* [Exercise]:
Copy down every line where the string "long" shows up.

** Begin Dataset content **

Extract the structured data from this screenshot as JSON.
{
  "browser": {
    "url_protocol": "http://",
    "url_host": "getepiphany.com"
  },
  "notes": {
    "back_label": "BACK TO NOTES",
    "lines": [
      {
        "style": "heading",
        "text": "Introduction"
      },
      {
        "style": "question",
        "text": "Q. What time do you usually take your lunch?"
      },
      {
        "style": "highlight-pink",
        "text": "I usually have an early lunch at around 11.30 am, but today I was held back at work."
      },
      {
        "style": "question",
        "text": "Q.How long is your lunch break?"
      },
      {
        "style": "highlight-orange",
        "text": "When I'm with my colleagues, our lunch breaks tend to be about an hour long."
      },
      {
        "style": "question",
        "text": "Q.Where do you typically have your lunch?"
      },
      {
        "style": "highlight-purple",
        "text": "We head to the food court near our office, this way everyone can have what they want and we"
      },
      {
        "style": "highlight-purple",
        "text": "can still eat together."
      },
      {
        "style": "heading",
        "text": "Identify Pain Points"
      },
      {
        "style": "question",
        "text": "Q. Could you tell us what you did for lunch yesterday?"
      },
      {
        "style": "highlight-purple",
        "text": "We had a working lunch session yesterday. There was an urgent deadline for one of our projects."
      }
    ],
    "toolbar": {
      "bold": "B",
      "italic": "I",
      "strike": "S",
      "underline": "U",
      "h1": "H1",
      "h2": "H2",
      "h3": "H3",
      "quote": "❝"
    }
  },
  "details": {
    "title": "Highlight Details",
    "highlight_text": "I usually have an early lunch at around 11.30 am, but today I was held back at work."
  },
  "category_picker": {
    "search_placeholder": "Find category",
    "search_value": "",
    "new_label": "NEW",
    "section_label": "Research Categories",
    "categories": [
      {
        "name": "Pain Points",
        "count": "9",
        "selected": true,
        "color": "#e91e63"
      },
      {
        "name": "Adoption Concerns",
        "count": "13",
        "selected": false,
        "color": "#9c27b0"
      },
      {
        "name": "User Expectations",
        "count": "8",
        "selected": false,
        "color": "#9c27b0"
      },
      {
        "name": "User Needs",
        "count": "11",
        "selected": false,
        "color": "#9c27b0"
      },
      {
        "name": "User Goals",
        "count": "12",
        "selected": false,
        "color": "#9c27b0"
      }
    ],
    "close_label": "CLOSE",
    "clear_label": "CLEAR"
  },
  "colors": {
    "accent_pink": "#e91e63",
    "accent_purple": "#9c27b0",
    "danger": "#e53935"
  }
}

** End Dataset content **

* [Answer]:
        "text": "Q.How long is your lunch break?"
        "text": "When I'm with my colleagues, our lunch breaks tend to be about an hour long."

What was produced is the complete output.